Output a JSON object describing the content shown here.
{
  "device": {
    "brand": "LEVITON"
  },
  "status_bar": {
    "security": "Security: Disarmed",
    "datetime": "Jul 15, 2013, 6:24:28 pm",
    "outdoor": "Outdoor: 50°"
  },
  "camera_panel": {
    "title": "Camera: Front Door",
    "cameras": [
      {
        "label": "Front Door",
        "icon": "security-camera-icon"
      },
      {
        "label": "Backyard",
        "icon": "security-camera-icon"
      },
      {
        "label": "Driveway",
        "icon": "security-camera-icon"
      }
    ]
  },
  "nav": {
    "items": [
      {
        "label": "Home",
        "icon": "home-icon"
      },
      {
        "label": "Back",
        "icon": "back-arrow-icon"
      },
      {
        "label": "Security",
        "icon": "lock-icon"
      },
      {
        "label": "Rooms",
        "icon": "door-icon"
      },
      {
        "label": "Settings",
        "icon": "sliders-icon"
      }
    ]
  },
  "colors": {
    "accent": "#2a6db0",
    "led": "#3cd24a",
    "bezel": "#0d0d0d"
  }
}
————
■ PROBLEM TO WORK ON:
Go through the entries and repeat each one exactly.

■ SOLUTION FOR THIS EXERCISE:
Output a JSON object describing the content shown here.
{
  "device": {
    "brand": "LEVITON"
  },
  "status_bar": {
    "security": "Security: Disarmed",
    "datetime": "Jul 15, 2013, 6:24:28 pm",
    "outdoor": "Outdoor: 50°"
  },
  "camera_panel": {
    "title": "Camera: Front Door",
    "cameras": [
      {
        "label": "Front Door",
        "icon": "security-camera-icon"
      },
      {
        "label": "Backyard",
        "icon": "security-camera-icon"
      },
      {
        "label": "Driveway",
        "icon": "security-camera-icon"
      }
    ]
  },
  "nav": {
    "items": [
      {
        "label": "Home",
        "icon": "home-icon"
      },
      {
        "label": "Back",
        "icon": "back-arrow-icon"
      },
      {
        "label": "Security",
        "icon": "lock-icon"
      },
      {
        "label": "Rooms",
        "icon": "door-icon"
      },
      {
        "label": "Settings",
        "icon": "sliders-icon"
      }
    ]
  },
  "colors": {
    "accent": "#2a6db0",
    "led": "#3cd24a",
    "bezel": "#0d0d0d"
  }
}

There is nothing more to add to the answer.